===== Supplied data
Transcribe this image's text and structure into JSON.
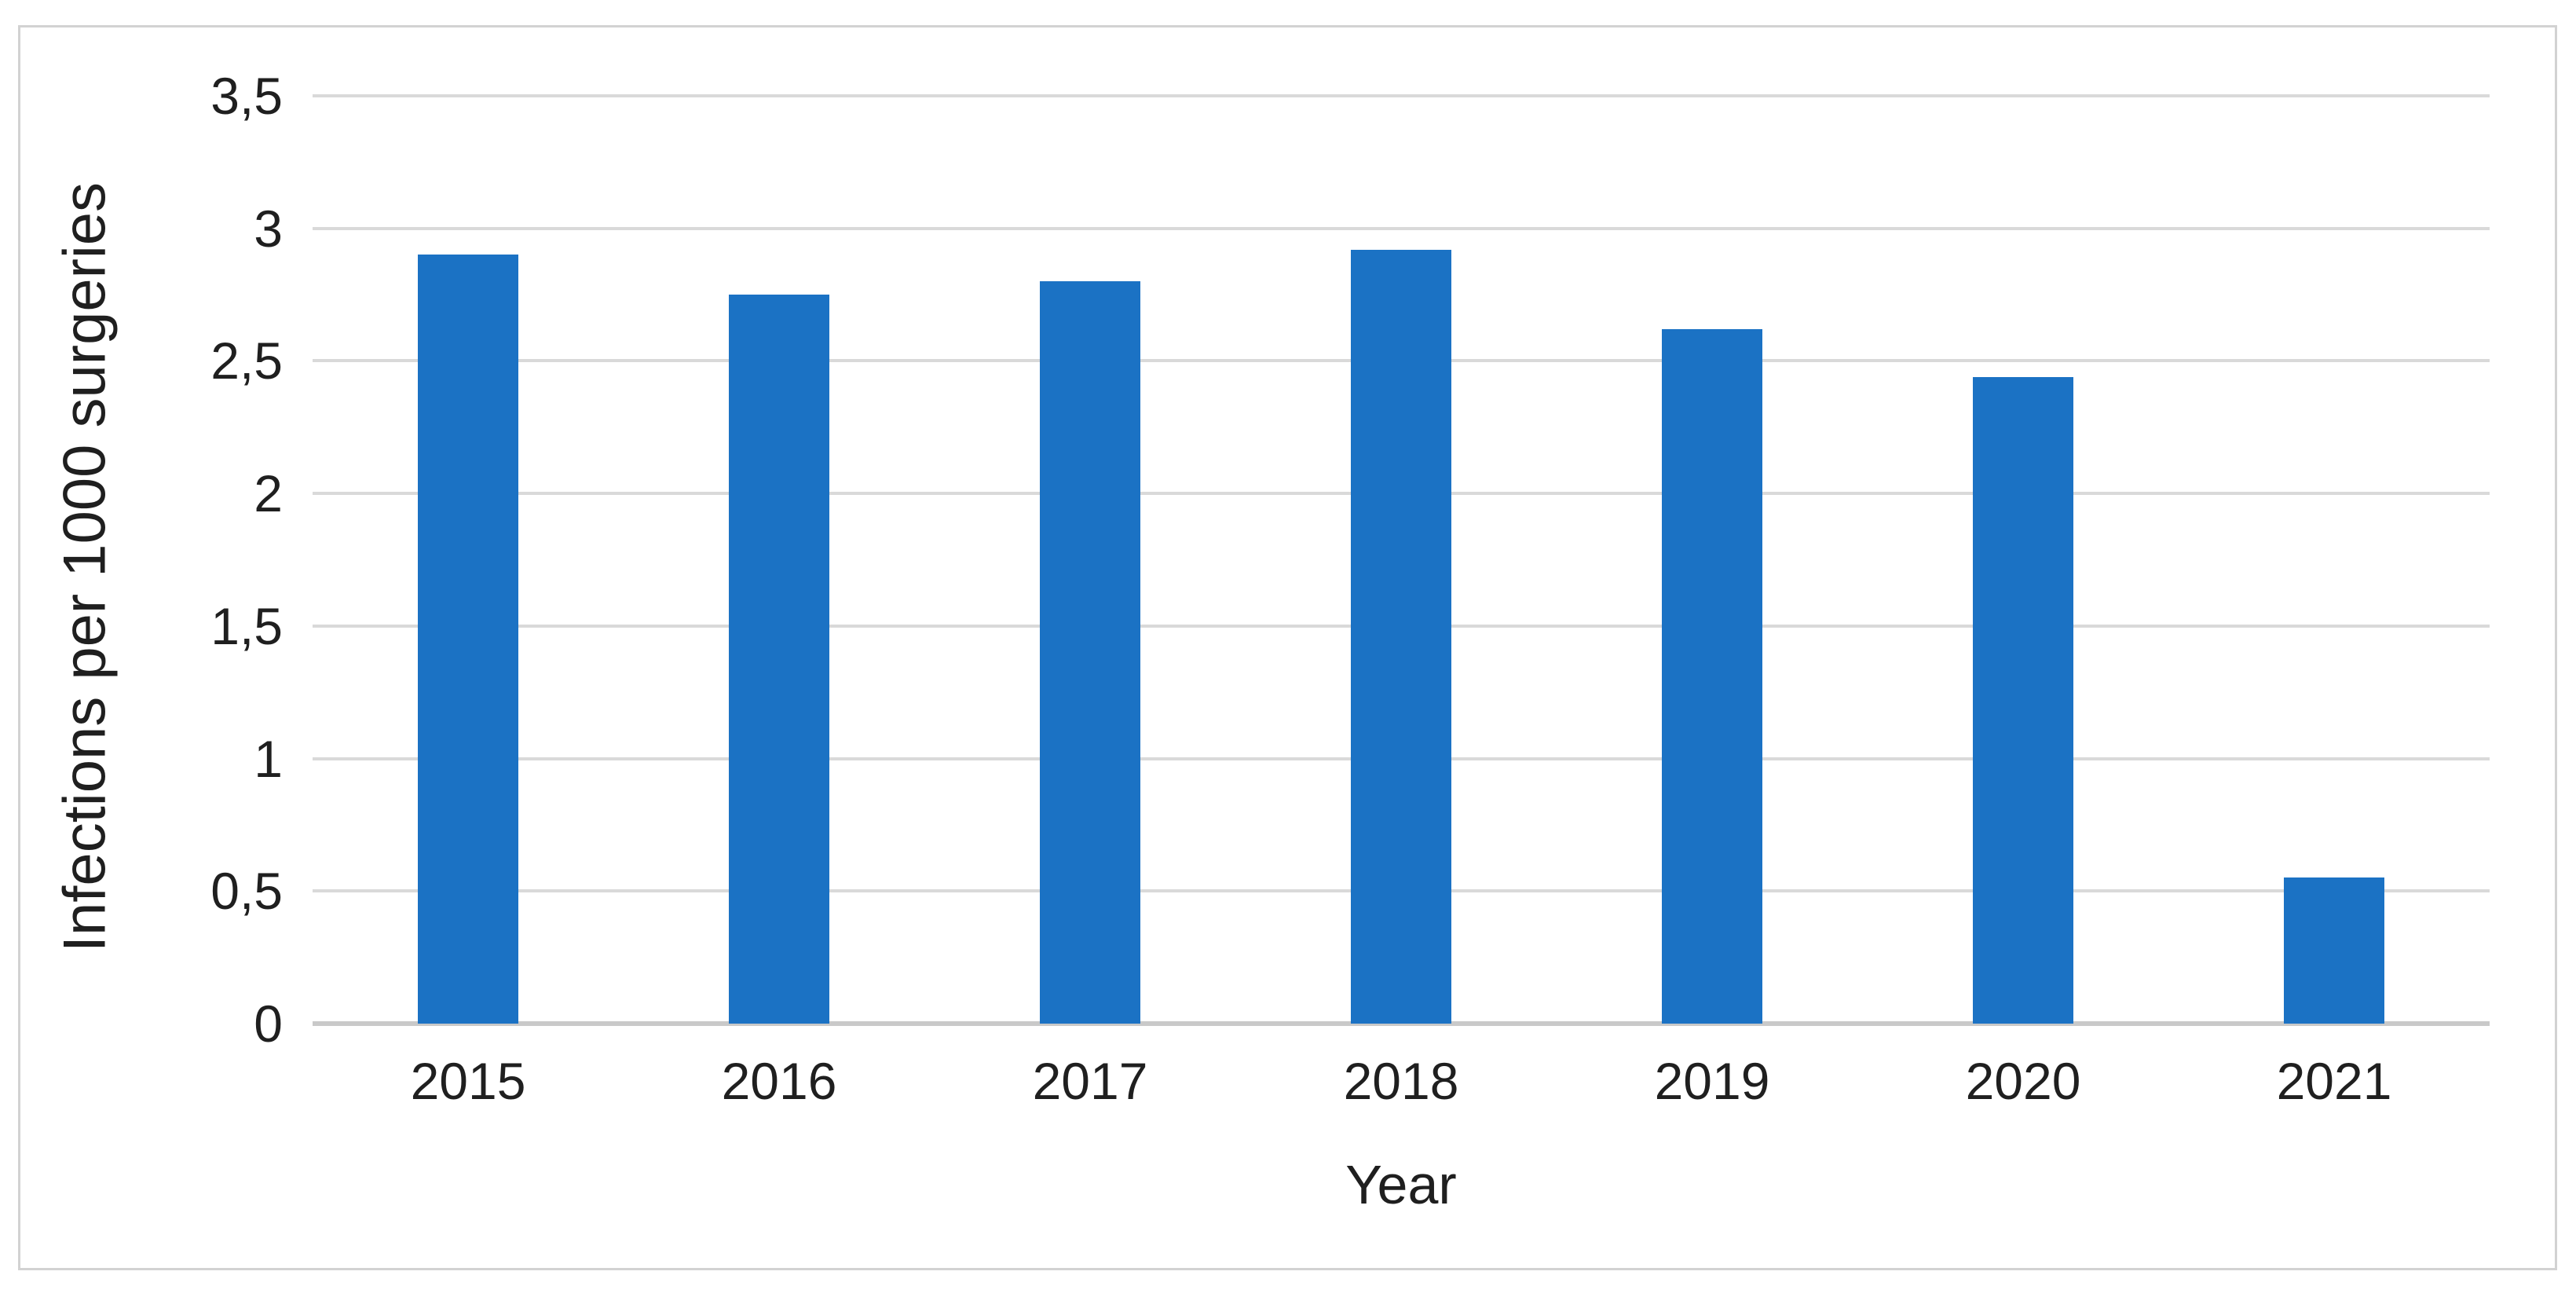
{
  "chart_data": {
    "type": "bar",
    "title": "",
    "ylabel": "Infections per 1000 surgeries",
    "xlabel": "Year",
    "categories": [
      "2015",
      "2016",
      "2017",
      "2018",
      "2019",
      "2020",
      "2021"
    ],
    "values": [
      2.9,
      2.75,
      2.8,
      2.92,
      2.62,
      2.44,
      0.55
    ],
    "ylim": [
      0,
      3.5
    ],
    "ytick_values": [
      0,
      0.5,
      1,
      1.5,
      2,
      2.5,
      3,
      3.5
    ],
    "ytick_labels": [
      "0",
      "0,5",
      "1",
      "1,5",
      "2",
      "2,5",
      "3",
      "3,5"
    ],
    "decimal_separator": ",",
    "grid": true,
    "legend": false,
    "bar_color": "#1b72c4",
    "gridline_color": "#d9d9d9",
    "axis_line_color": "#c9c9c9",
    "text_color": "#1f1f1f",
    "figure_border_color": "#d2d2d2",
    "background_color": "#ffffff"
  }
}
==========
[Work required] Repeat the material above in full and exactly, omitting the pictures.

[Solution to this exercise]
Transcribe this image's text and structure into JSON.
{
  "chart_data": {
    "type": "bar",
    "title": "",
    "ylabel": "Infections per 1000 surgeries",
    "xlabel": "Year",
    "categories": [
      "2015",
      "2016",
      "2017",
      "2018",
      "2019",
      "2020",
      "2021"
    ],
    "values": [
      2.9,
      2.75,
      2.8,
      2.92,
      2.62,
      2.44,
      0.55
    ],
    "ylim": [
      0,
      3.5
    ],
    "ytick_values": [
      0,
      0.5,
      1,
      1.5,
      2,
      2.5,
      3,
      3.5
    ],
    "ytick_labels": [
      "0",
      "0,5",
      "1",
      "1,5",
      "2",
      "2,5",
      "3",
      "3,5"
    ],
    "decimal_separator": ",",
    "grid": true,
    "legend": false,
    "bar_color": "#1b72c4",
    "gridline_color": "#d9d9d9",
    "axis_line_color": "#c9c9c9",
    "text_color": "#1f1f1f",
    "figure_border_color": "#d2d2d2",
    "background_color": "#ffffff"
  }
}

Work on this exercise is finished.